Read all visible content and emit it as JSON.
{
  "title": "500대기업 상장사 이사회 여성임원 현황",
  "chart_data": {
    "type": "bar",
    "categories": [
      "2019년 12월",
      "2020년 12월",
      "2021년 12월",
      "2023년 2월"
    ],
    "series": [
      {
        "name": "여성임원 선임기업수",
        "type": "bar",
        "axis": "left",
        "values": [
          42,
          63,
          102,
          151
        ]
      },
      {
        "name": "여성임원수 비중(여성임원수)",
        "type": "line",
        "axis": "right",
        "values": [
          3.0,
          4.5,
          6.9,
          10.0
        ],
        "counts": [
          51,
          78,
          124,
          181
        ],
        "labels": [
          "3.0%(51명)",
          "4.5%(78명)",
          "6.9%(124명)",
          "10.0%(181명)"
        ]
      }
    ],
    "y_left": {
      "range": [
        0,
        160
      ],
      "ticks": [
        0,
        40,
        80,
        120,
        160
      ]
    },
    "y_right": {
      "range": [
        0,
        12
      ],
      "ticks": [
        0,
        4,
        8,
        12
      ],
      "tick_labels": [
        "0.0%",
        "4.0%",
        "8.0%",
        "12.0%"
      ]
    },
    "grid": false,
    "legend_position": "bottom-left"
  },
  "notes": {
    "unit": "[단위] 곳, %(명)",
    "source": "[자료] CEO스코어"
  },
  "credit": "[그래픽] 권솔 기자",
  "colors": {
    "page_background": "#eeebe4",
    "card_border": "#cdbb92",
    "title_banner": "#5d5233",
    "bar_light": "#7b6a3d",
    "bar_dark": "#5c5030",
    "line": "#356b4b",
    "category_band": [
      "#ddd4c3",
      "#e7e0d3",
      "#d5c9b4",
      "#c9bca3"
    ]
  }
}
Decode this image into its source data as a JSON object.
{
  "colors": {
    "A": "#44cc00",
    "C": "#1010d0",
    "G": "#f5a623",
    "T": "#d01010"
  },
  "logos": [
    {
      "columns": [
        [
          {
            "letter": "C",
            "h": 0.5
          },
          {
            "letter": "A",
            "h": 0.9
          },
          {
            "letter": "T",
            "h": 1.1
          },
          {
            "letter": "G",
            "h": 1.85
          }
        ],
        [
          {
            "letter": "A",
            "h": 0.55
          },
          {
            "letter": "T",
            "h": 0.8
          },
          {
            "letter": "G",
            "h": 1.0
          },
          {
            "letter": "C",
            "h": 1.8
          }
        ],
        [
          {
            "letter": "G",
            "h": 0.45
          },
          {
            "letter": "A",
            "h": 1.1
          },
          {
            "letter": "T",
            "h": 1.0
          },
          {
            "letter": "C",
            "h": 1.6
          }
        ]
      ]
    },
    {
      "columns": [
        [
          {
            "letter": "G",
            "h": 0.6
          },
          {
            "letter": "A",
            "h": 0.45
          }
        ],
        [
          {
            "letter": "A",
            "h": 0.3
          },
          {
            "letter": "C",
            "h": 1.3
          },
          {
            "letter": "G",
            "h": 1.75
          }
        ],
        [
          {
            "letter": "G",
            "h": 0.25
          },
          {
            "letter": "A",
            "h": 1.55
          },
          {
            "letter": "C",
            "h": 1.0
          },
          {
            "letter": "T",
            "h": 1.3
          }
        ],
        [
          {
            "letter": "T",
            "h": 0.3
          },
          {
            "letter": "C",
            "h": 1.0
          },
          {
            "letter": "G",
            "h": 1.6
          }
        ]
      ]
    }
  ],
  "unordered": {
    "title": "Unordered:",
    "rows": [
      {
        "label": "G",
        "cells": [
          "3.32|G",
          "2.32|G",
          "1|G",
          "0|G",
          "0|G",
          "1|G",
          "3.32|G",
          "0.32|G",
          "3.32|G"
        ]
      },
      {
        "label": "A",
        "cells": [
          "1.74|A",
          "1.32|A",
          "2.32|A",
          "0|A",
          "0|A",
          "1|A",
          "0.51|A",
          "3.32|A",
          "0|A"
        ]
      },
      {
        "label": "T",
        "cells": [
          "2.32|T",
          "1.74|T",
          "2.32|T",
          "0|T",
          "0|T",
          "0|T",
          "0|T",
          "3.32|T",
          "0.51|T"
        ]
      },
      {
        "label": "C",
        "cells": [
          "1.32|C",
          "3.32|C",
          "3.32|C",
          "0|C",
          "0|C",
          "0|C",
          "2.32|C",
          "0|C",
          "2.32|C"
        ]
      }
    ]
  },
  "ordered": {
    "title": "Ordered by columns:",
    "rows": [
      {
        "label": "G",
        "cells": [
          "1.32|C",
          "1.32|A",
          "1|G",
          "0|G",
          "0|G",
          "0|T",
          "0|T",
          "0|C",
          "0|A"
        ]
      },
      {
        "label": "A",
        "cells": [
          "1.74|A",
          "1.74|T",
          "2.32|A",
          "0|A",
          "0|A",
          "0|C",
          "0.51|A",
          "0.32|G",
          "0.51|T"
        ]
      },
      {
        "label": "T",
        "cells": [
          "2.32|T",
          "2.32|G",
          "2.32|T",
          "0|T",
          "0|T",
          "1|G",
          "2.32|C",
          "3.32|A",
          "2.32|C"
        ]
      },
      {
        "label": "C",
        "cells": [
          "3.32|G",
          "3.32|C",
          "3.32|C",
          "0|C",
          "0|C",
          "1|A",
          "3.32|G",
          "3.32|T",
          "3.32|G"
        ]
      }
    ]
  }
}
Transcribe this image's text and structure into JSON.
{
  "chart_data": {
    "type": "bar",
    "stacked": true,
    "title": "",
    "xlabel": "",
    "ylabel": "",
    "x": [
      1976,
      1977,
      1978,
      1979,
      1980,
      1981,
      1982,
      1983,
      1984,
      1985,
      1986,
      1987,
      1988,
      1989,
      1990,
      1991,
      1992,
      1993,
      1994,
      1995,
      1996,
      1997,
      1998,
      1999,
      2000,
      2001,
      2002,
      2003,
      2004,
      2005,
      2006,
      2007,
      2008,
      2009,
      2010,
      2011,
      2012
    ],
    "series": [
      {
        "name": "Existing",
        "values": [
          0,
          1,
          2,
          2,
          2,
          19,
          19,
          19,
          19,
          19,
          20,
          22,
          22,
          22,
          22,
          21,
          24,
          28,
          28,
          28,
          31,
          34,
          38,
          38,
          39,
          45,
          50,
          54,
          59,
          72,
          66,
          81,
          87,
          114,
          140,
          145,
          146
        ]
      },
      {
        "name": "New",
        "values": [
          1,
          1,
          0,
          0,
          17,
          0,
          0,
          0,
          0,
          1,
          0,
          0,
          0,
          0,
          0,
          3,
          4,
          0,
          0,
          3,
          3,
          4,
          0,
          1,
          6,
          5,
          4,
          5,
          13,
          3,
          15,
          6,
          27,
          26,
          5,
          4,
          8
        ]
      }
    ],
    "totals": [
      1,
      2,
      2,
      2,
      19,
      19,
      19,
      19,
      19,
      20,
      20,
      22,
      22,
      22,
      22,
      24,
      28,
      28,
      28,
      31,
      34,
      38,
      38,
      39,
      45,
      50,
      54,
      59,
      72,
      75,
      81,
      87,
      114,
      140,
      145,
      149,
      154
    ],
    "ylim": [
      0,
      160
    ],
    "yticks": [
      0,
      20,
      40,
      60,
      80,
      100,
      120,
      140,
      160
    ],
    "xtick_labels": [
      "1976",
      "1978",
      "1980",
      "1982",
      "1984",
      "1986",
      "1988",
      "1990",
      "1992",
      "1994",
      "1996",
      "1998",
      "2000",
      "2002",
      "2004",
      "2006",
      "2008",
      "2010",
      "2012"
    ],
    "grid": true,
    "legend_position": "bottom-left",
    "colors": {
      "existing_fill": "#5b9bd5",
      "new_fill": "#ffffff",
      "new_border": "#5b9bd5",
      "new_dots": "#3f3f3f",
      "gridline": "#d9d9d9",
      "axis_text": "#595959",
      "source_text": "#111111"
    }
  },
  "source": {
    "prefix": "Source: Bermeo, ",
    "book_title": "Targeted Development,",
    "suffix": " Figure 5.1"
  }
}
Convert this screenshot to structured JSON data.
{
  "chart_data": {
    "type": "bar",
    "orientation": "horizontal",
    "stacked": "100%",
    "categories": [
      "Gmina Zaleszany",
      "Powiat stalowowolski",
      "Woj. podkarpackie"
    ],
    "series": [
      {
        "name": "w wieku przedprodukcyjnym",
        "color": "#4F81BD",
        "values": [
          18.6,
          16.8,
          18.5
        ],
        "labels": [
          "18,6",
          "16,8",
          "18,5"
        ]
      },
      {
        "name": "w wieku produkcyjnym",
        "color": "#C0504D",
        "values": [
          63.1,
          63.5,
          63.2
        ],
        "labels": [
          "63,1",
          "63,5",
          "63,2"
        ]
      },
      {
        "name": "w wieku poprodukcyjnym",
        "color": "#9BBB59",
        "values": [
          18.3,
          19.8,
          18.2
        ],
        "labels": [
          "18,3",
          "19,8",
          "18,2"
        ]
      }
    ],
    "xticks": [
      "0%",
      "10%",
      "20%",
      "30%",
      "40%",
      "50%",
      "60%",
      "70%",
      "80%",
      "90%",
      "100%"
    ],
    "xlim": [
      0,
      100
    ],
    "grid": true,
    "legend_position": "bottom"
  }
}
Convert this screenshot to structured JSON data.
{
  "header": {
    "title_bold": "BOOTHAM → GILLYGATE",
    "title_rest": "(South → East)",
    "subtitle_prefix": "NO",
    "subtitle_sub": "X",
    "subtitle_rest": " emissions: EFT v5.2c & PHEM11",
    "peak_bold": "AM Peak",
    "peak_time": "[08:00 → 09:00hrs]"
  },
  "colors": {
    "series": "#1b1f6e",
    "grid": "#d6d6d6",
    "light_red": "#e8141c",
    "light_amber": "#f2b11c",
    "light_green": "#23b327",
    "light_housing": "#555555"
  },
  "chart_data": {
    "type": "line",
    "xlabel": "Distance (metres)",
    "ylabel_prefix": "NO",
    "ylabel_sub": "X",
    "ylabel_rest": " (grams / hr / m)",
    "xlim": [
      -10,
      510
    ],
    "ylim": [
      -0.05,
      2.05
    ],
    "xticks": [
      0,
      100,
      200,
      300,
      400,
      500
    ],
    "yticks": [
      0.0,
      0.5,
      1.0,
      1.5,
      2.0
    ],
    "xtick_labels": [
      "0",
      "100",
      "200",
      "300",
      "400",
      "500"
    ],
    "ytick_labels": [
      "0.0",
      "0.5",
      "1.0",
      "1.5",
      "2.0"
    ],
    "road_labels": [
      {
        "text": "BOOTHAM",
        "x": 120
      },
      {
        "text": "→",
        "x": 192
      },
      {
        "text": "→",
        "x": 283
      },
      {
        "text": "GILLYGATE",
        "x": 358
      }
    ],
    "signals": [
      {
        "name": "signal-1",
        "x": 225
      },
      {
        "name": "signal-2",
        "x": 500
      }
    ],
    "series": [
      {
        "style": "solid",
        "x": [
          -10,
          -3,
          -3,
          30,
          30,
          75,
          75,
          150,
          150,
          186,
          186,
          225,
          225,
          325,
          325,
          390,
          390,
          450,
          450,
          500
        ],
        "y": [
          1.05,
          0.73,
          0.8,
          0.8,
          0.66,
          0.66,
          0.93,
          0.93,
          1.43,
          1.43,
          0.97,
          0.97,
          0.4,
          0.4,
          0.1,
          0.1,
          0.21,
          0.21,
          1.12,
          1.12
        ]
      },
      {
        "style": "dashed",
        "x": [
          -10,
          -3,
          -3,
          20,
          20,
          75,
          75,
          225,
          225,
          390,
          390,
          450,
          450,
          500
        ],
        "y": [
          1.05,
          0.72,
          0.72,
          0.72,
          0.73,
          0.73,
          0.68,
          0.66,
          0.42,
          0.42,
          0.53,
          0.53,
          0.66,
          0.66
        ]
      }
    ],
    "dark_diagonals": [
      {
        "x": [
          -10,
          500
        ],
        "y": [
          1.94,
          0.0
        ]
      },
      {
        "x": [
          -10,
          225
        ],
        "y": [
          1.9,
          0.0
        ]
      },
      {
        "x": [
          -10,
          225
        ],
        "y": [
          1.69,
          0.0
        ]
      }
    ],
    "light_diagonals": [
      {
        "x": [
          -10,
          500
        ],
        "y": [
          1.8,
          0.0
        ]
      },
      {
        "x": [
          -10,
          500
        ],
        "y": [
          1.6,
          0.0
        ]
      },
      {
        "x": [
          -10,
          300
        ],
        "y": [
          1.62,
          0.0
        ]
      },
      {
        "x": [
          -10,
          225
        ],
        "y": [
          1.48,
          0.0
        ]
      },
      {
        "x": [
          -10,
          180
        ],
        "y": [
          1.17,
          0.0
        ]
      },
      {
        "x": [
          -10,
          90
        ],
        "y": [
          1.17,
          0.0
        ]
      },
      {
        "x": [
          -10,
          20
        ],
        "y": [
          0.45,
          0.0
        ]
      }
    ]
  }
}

== == ==

Look through the entries and return every line where "bottom" appears.

    "legend_position": "bottom-left"
    "legend_position": "bottom-left",
    "legend_position": "bottom"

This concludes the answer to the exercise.